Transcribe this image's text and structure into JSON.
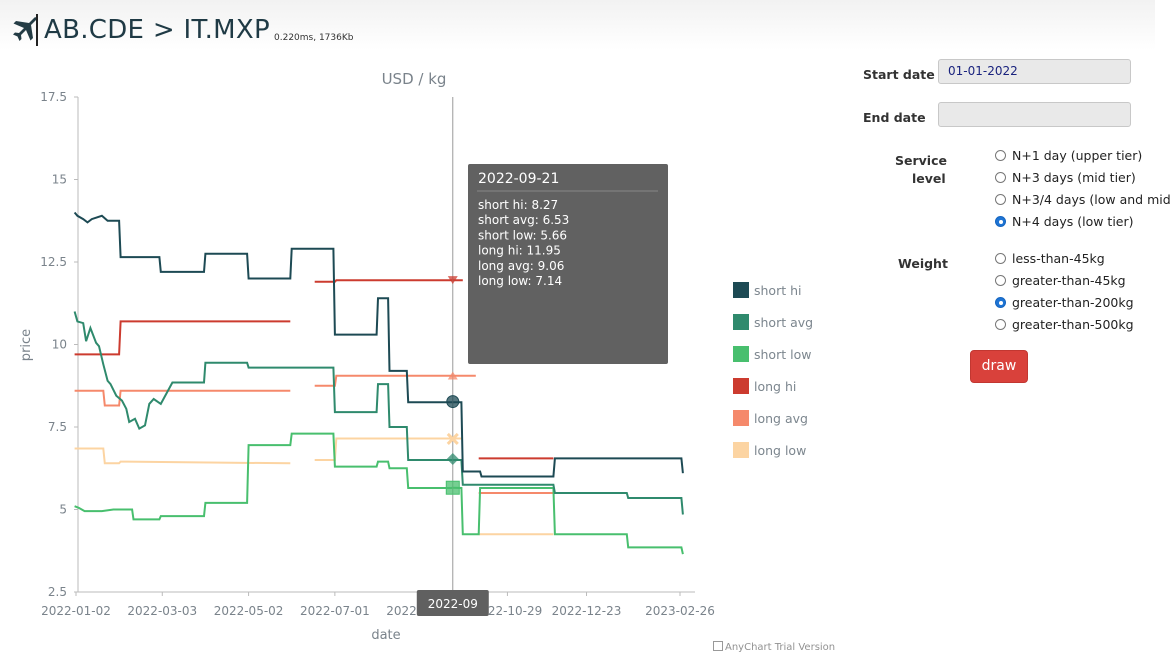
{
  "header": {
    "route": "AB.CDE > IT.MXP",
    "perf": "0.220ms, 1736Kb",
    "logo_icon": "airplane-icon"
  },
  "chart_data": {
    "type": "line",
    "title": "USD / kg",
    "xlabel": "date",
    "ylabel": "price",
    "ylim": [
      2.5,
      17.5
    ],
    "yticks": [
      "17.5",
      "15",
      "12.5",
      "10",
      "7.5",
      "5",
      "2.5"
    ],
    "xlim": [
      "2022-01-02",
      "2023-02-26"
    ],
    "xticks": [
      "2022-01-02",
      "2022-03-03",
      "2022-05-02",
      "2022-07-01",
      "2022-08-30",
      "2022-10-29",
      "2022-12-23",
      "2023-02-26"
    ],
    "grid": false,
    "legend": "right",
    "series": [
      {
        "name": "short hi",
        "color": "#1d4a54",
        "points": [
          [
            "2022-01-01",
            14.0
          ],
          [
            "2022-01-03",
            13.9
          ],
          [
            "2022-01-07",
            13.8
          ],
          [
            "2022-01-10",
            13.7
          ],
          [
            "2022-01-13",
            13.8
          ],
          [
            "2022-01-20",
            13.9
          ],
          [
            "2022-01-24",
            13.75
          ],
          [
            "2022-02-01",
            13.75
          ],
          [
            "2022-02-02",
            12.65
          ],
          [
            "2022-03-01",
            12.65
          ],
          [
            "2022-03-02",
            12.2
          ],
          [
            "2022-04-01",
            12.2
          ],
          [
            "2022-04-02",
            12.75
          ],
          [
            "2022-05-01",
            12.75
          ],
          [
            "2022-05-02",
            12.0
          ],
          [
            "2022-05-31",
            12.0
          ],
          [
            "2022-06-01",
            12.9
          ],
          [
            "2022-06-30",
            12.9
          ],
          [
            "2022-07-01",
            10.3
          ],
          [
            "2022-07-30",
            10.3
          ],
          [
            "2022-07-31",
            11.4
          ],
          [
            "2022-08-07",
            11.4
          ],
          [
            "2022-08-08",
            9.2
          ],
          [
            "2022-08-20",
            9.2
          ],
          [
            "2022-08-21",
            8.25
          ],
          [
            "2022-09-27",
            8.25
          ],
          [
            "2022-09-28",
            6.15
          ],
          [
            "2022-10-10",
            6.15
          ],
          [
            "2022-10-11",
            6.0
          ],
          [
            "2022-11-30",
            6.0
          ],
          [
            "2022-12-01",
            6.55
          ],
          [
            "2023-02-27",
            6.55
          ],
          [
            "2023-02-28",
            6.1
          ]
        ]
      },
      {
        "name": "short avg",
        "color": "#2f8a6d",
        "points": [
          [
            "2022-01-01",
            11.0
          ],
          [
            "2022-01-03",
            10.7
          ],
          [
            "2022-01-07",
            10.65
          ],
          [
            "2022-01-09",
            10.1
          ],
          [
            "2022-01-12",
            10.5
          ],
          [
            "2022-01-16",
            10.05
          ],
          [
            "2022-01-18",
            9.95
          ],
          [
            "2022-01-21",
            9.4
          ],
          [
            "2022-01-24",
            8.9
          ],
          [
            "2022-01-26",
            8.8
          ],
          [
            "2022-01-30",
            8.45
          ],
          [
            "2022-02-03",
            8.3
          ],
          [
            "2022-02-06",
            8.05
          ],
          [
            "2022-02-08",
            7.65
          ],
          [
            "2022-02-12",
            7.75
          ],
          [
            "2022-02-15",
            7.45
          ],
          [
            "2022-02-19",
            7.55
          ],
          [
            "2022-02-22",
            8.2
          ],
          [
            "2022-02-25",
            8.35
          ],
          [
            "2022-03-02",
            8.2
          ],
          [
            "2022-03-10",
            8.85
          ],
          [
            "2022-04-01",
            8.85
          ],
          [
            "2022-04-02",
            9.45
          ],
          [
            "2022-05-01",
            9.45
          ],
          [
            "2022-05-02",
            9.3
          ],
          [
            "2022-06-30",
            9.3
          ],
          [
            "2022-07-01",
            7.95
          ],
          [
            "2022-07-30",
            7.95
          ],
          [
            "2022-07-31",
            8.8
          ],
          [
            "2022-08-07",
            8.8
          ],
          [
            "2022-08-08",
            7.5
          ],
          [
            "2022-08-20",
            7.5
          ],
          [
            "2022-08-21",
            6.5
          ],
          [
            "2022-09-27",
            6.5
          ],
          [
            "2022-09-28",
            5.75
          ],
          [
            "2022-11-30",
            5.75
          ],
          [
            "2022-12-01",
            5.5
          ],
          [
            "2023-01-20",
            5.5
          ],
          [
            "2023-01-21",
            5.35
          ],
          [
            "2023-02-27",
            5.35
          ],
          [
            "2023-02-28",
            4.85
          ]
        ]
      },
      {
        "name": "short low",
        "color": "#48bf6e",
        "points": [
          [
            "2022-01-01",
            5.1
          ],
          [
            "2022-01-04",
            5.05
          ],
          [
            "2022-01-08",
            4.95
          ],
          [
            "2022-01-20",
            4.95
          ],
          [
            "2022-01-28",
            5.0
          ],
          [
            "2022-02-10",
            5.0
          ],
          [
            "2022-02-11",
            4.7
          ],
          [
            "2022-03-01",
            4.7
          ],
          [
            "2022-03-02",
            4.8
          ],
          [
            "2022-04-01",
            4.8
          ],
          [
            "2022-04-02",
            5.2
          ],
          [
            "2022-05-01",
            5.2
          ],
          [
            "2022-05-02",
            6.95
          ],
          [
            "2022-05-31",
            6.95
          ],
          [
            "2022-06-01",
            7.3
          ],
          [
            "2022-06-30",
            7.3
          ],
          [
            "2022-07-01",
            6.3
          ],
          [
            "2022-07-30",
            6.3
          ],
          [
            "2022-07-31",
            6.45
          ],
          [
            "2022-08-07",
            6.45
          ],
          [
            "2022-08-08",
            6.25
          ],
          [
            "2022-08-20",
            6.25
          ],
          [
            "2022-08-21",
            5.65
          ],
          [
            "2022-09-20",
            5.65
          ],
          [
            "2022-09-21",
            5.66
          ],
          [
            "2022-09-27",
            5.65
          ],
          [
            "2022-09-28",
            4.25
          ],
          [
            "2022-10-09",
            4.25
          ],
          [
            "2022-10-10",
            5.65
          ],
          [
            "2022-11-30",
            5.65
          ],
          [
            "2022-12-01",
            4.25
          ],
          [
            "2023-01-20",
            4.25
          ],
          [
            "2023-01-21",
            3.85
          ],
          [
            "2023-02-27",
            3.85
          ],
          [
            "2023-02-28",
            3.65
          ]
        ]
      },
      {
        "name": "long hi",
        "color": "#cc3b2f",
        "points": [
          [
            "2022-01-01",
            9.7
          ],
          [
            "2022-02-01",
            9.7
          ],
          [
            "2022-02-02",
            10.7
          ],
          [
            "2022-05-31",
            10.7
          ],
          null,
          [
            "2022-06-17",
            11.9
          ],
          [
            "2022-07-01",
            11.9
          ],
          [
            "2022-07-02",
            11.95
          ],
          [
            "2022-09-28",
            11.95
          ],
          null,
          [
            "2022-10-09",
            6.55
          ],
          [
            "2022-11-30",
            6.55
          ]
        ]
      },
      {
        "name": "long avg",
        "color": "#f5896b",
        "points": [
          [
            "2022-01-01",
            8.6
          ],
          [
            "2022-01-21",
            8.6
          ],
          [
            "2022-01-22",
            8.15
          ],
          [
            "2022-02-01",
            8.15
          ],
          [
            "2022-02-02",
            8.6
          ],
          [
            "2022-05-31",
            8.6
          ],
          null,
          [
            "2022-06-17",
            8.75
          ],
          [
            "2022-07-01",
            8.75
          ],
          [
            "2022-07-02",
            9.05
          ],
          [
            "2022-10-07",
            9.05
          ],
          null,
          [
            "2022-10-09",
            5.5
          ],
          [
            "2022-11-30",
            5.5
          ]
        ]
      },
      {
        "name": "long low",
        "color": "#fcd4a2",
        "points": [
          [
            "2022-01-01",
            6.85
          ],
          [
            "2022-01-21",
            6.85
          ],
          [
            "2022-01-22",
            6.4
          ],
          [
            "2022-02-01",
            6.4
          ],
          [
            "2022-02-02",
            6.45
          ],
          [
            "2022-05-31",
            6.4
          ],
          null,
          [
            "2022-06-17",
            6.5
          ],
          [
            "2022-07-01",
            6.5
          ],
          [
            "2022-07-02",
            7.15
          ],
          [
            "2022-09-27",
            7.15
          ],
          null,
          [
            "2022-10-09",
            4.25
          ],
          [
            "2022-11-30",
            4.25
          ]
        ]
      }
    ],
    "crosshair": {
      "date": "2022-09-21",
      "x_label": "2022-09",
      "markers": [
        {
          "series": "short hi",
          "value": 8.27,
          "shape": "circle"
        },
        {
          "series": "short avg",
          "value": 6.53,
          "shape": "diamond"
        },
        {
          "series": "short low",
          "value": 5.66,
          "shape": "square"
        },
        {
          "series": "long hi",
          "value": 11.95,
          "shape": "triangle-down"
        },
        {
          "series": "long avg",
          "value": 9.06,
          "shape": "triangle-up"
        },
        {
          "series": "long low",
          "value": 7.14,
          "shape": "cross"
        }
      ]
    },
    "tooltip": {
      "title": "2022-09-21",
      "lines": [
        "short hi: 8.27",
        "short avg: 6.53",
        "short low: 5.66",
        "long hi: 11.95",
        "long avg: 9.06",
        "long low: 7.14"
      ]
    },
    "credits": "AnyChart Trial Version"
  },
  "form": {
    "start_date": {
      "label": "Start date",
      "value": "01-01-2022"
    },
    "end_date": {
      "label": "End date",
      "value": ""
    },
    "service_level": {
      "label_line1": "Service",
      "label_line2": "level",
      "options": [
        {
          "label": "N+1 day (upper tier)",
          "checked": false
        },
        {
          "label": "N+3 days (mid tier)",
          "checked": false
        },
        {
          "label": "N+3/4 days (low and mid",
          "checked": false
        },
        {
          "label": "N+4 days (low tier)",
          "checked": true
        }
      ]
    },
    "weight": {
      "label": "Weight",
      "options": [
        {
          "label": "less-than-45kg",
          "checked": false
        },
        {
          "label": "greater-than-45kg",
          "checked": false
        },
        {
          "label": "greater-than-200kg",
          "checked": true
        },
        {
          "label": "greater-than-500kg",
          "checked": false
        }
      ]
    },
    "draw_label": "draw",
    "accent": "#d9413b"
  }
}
- - -
§ **Exercise goal**: Pick out, from the lines above, every one that contains the string "short".

§ **Solved exercise**:
        "name": "short hi",
        "name": "short avg",
        "name": "short low",
          "series": "short hi",
          "series": "short avg",
          "series": "short low",
        "short hi: 8.27",
        "short avg: 6.53",
        "short low: 5.66",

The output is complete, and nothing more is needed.